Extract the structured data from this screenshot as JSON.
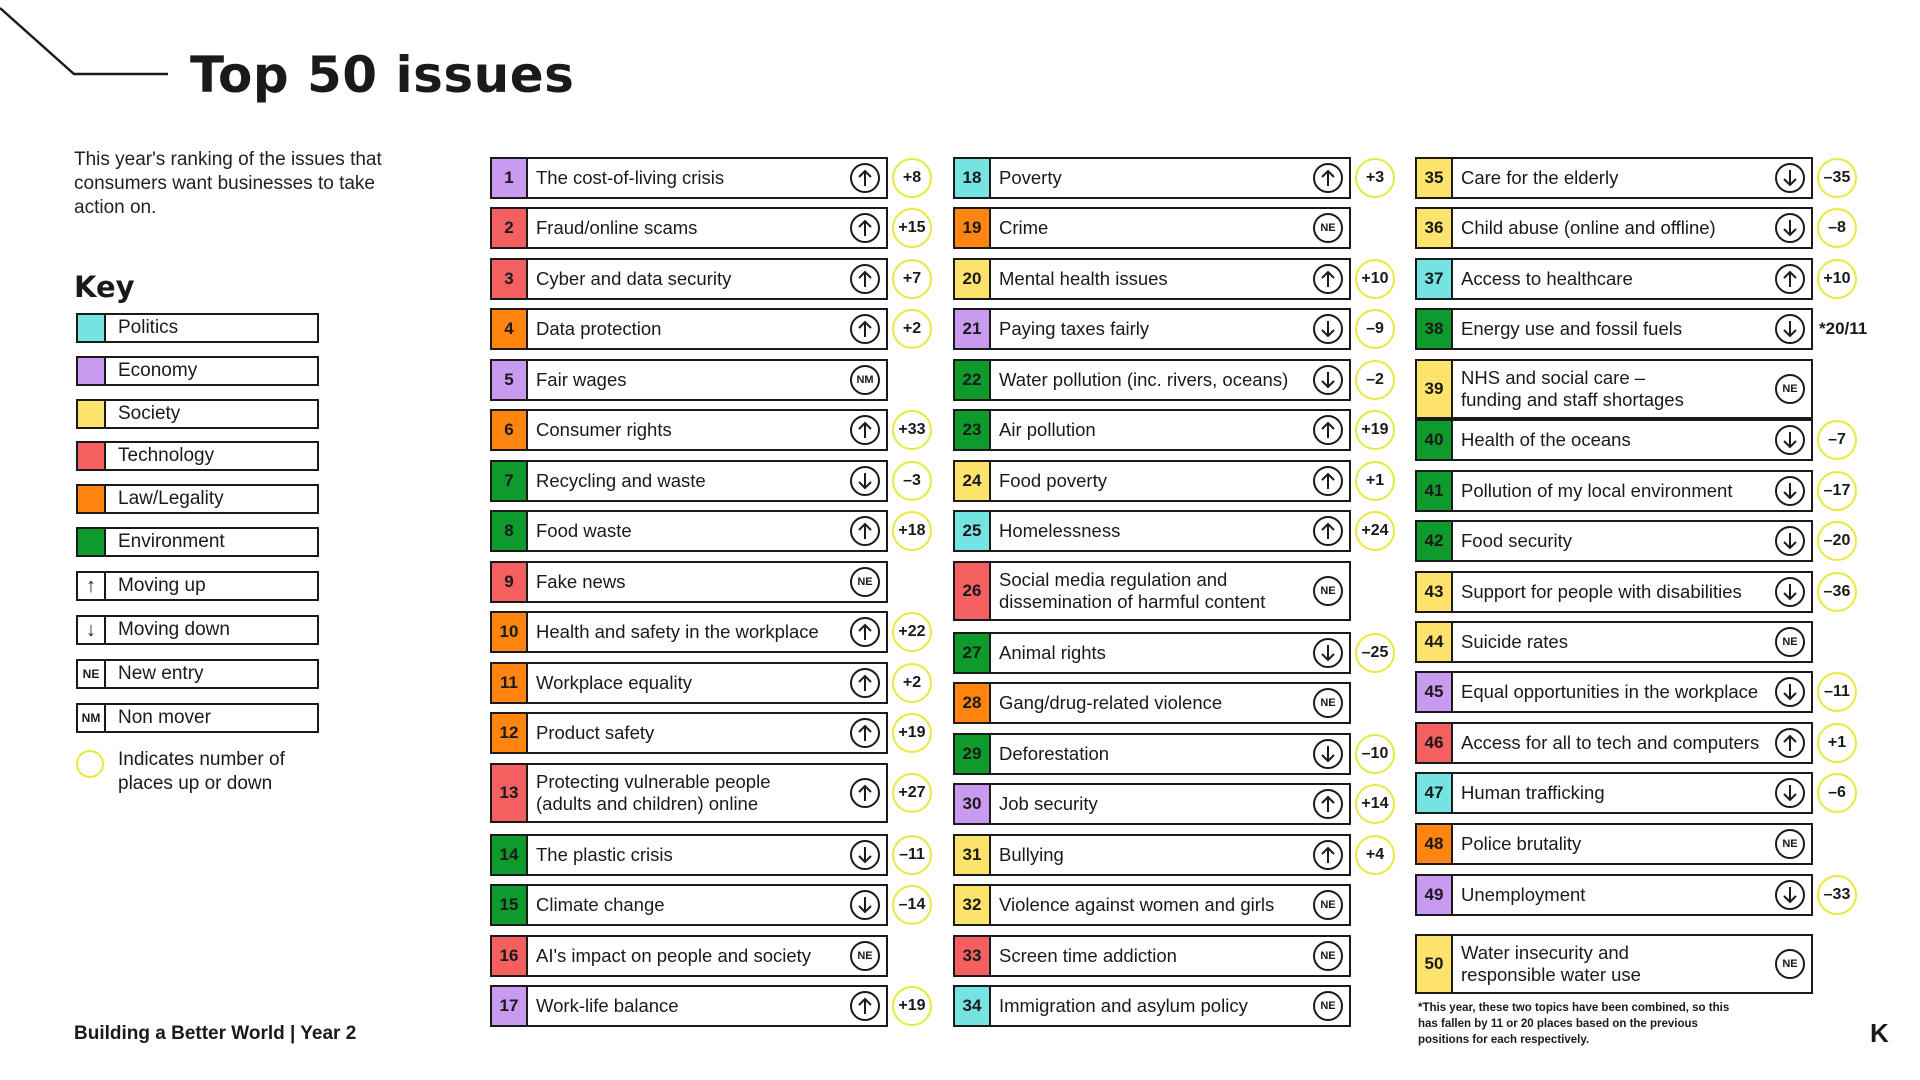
{
  "title": "Top 50 issues",
  "intro": "This year's ranking of the issues that consumers want businesses to take action on.",
  "key": {
    "title": "Key",
    "categories": [
      {
        "label": "Politics",
        "color": "#76e3e3"
      },
      {
        "label": "Economy",
        "color": "#c89af0"
      },
      {
        "label": "Society",
        "color": "#fde26b"
      },
      {
        "label": "Technology",
        "color": "#f46060"
      },
      {
        "label": "Law/Legality",
        "color": "#ff8410"
      },
      {
        "label": "Environment",
        "color": "#0f9a2c"
      }
    ],
    "symbols": [
      {
        "icon": "arrow-up-icon",
        "symbol": "↑",
        "label": "Moving up"
      },
      {
        "icon": "arrow-down-icon",
        "symbol": "↓",
        "label": "Moving down"
      },
      {
        "icon": "new-entry-icon",
        "symbol": "NE",
        "label": "New entry"
      },
      {
        "icon": "non-mover-icon",
        "symbol": "NM",
        "label": "Non mover"
      }
    ],
    "circle_label": "Indicates number of places up or down",
    "circle_color": "#e6ea3c"
  },
  "colors": {
    "Politics": "#76e3e3",
    "Economy": "#c89af0",
    "Society": "#fde26b",
    "Technology": "#f46060",
    "Law": "#ff8410",
    "Environment": "#0f9a2c"
  },
  "issues": [
    {
      "rank": "1",
      "label": "The cost-of-living crisis",
      "category": "Economy",
      "status": "up",
      "change": "+8"
    },
    {
      "rank": "2",
      "label": "Fraud/online scams",
      "category": "Technology",
      "status": "up",
      "change": "+15"
    },
    {
      "rank": "3",
      "label": "Cyber and data security",
      "category": "Technology",
      "status": "up",
      "change": "+7"
    },
    {
      "rank": "4",
      "label": "Data protection",
      "category": "Law",
      "status": "up",
      "change": "+2"
    },
    {
      "rank": "5",
      "label": "Fair wages",
      "category": "Economy",
      "status": "NM",
      "change": ""
    },
    {
      "rank": "6",
      "label": "Consumer rights",
      "category": "Law",
      "status": "up",
      "change": "+33"
    },
    {
      "rank": "7",
      "label": "Recycling and waste",
      "category": "Environment",
      "status": "down",
      "change": "–3"
    },
    {
      "rank": "8",
      "label": "Food waste",
      "category": "Environment",
      "status": "up",
      "change": "+18"
    },
    {
      "rank": "9",
      "label": "Fake news",
      "category": "Technology",
      "status": "NE",
      "change": ""
    },
    {
      "rank": "10",
      "label": "Health and safety in the workplace",
      "category": "Law",
      "status": "up",
      "change": "+22"
    },
    {
      "rank": "11",
      "label": "Workplace equality",
      "category": "Law",
      "status": "up",
      "change": "+2"
    },
    {
      "rank": "12",
      "label": "Product safety",
      "category": "Law",
      "status": "up",
      "change": "+19"
    },
    {
      "rank": "13",
      "label": "Protecting vulnerable people (adults and children) online",
      "label_line1": "Protecting vulnerable people",
      "label_line2": "(adults and children) online",
      "category": "Technology",
      "status": "up",
      "change": "+27"
    },
    {
      "rank": "14",
      "label": "The plastic crisis",
      "category": "Environment",
      "status": "down",
      "change": "–11"
    },
    {
      "rank": "15",
      "label": "Climate change",
      "category": "Environment",
      "status": "down",
      "change": "–14"
    },
    {
      "rank": "16",
      "label": "AI's impact on people and society",
      "category": "Technology",
      "status": "NE",
      "change": ""
    },
    {
      "rank": "17",
      "label": "Work-life balance",
      "category": "Economy",
      "status": "up",
      "change": "+19"
    },
    {
      "rank": "18",
      "label": "Poverty",
      "category": "Politics",
      "status": "up",
      "change": "+3"
    },
    {
      "rank": "19",
      "label": "Crime",
      "category": "Law",
      "status": "NE",
      "change": ""
    },
    {
      "rank": "20",
      "label": "Mental health issues",
      "category": "Society",
      "status": "up",
      "change": "+10"
    },
    {
      "rank": "21",
      "label": "Paying taxes fairly",
      "category": "Economy",
      "status": "down",
      "change": "–9"
    },
    {
      "rank": "22",
      "label": "Water pollution (inc. rivers, oceans)",
      "category": "Environment",
      "status": "down",
      "change": "–2"
    },
    {
      "rank": "23",
      "label": "Air pollution",
      "category": "Environment",
      "status": "up",
      "change": "+19"
    },
    {
      "rank": "24",
      "label": "Food poverty",
      "category": "Society",
      "status": "up",
      "change": "+1"
    },
    {
      "rank": "25",
      "label": "Homelessness",
      "category": "Politics",
      "status": "up",
      "change": "+24"
    },
    {
      "rank": "26",
      "label": "Social media regulation and dissemination of harmful content",
      "label_line1": "Social media regulation and",
      "label_line2": "dissemination of harmful content",
      "category": "Technology",
      "status": "NE",
      "change": ""
    },
    {
      "rank": "27",
      "label": "Animal rights",
      "category": "Environment",
      "status": "down",
      "change": "–25"
    },
    {
      "rank": "28",
      "label": "Gang/drug-related violence",
      "category": "Law",
      "status": "NE",
      "change": ""
    },
    {
      "rank": "29",
      "label": "Deforestation",
      "category": "Environment",
      "status": "down",
      "change": "–10"
    },
    {
      "rank": "30",
      "label": "Job security",
      "category": "Economy",
      "status": "up",
      "change": "+14"
    },
    {
      "rank": "31",
      "label": "Bullying",
      "category": "Society",
      "status": "up",
      "change": "+4"
    },
    {
      "rank": "32",
      "label": "Violence against women and girls",
      "category": "Society",
      "status": "NE",
      "change": ""
    },
    {
      "rank": "33",
      "label": "Screen time addiction",
      "category": "Technology",
      "status": "NE",
      "change": ""
    },
    {
      "rank": "34",
      "label": "Immigration and asylum policy",
      "category": "Politics",
      "status": "NE",
      "change": ""
    },
    {
      "rank": "35",
      "label": "Care for the elderly",
      "category": "Society",
      "status": "down",
      "change": "–35"
    },
    {
      "rank": "36",
      "label": "Child abuse (online and offline)",
      "category": "Society",
      "status": "down",
      "change": "–8"
    },
    {
      "rank": "37",
      "label": "Access to healthcare",
      "category": "Politics",
      "status": "up",
      "change": "+10"
    },
    {
      "rank": "38",
      "label": "Energy use and fossil fuels",
      "category": "Environment",
      "status": "down",
      "change": "",
      "note": "*20/11"
    },
    {
      "rank": "39",
      "label": "NHS and social care – funding and staff shortages",
      "label_line1": "NHS and social care –",
      "label_line2": "funding and staff shortages",
      "category": "Society",
      "status": "NE",
      "change": ""
    },
    {
      "rank": "40",
      "label": "Health of the oceans",
      "category": "Environment",
      "status": "down",
      "change": "–7"
    },
    {
      "rank": "41",
      "label": "Pollution of my local environment",
      "category": "Environment",
      "status": "down",
      "change": "–17"
    },
    {
      "rank": "42",
      "label": "Food security",
      "category": "Environment",
      "status": "down",
      "change": "–20"
    },
    {
      "rank": "43",
      "label": "Support for people with disabilities",
      "category": "Society",
      "status": "down",
      "change": "–36"
    },
    {
      "rank": "44",
      "label": "Suicide rates",
      "category": "Society",
      "status": "NE",
      "change": ""
    },
    {
      "rank": "45",
      "label": "Equal opportunities in the workplace",
      "category": "Economy",
      "status": "down",
      "change": "–11"
    },
    {
      "rank": "46",
      "label": "Access for all to tech and computers",
      "category": "Technology",
      "status": "up",
      "change": "+1"
    },
    {
      "rank": "47",
      "label": "Human trafficking",
      "category": "Politics",
      "status": "down",
      "change": "–6"
    },
    {
      "rank": "48",
      "label": "Police brutality",
      "category": "Law",
      "status": "NE",
      "change": ""
    },
    {
      "rank": "49",
      "label": "Unemployment",
      "category": "Economy",
      "status": "down",
      "change": "–33"
    },
    {
      "rank": "50",
      "label": "Water insecurity and responsible water use",
      "label_line1": "Water insecurity and",
      "label_line2": "responsible water use",
      "category": "Society",
      "status": "NE",
      "change": ""
    }
  ],
  "footnote": "*This year, these two topics have been combined, so this has fallen by 11 or 20 places based on the previous positions for each respectively.",
  "footer": "Building a Better World | Year 2",
  "logo": "K"
}
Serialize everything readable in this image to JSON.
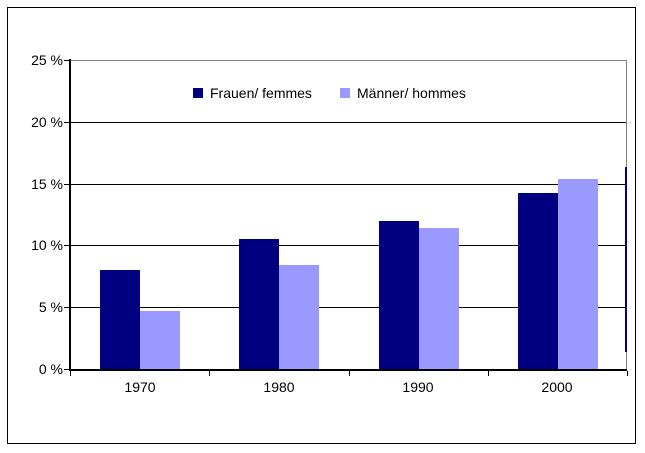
{
  "chart_data": {
    "type": "bar",
    "title": "",
    "xlabel": "",
    "ylabel": "",
    "categories": [
      "1970",
      "1980",
      "1990",
      "2000"
    ],
    "series": [
      {
        "name": "Frauen/ femmes",
        "color": "#000080",
        "values": [
          8.0,
          10.5,
          12.0,
          14.2
        ]
      },
      {
        "name": "Männer/ hommes",
        "color": "#9999FF",
        "values": [
          4.7,
          8.4,
          11.4,
          15.4
        ]
      }
    ],
    "ylim": [
      0,
      25
    ],
    "ytick_values": [
      0,
      5,
      10,
      15,
      20,
      25
    ],
    "ytick_labels": [
      "0 %",
      "5 %",
      "10 %",
      "15 %",
      "20 %",
      "25 %"
    ],
    "grid": true,
    "legend_position": "top-center"
  },
  "colors": {
    "background": "#FFFFFF",
    "frame_border": "#000000",
    "axis": "#000000",
    "gridline": "#000000",
    "plot_border": "#808080"
  }
}
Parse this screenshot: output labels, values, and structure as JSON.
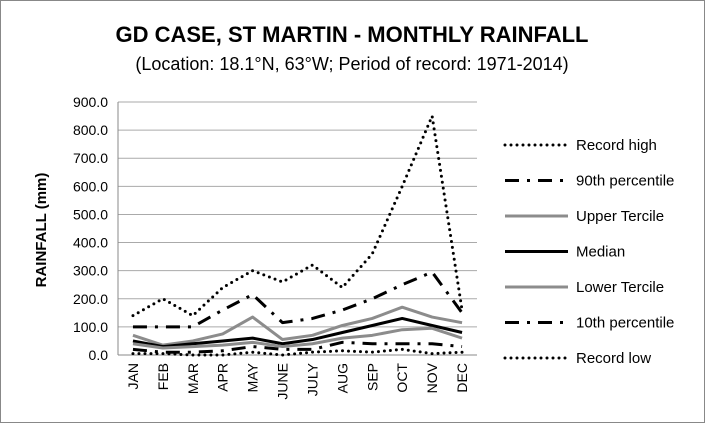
{
  "chart_data": {
    "type": "line",
    "title": "GD CASE, ST MARTIN - MONTHLY RAINFALL",
    "subtitle": "(Location: 18.1°N, 63°W; Period of record: 1971-2014)",
    "xlabel": "",
    "ylabel": "RAINFALL (mm)",
    "ylim": [
      0,
      900
    ],
    "yticks": [
      "0.0",
      "100.0",
      "200.0",
      "300.0",
      "400.0",
      "500.0",
      "600.0",
      "700.0",
      "800.0",
      "900.0"
    ],
    "categories": [
      "JAN",
      "FEB",
      "MAR",
      "APR",
      "MAY",
      "JUNE",
      "JULY",
      "AUG",
      "SEP",
      "OCT",
      "NOV",
      "DEC"
    ],
    "grid": true,
    "legend": "right",
    "series": [
      {
        "name": "Record high",
        "color": "#000000",
        "style": "dotted",
        "values": [
          140,
          200,
          140,
          240,
          300,
          260,
          320,
          240,
          360,
          600,
          850,
          160
        ]
      },
      {
        "name": "90th percentile",
        "color": "#000000",
        "style": "dashdot",
        "values": [
          100,
          100,
          100,
          160,
          215,
          115,
          130,
          160,
          200,
          250,
          295,
          150
        ]
      },
      {
        "name": "Upper Tercile",
        "color": "#8c8c8c",
        "style": "solid",
        "values": [
          70,
          35,
          50,
          75,
          135,
          55,
          70,
          105,
          130,
          170,
          135,
          115
        ]
      },
      {
        "name": "Median",
        "color": "#000000",
        "style": "solid",
        "values": [
          50,
          30,
          40,
          50,
          60,
          40,
          55,
          80,
          105,
          130,
          105,
          80
        ]
      },
      {
        "name": "Lower Tercile",
        "color": "#8c8c8c",
        "style": "solid",
        "values": [
          40,
          25,
          30,
          35,
          45,
          30,
          40,
          60,
          70,
          90,
          95,
          60
        ]
      },
      {
        "name": "10th percentile",
        "color": "#000000",
        "style": "dashdot",
        "values": [
          20,
          10,
          10,
          15,
          30,
          20,
          20,
          45,
          40,
          40,
          40,
          30
        ]
      },
      {
        "name": "Record low",
        "color": "#000000",
        "style": "dotted",
        "values": [
          5,
          5,
          0,
          0,
          10,
          0,
          10,
          15,
          10,
          20,
          5,
          10
        ]
      }
    ]
  }
}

####

■ **Work required**: Find the count of lines in the data above where the string "regulation" occurs. Provide that number alone.

■ **Exercise solution**: 2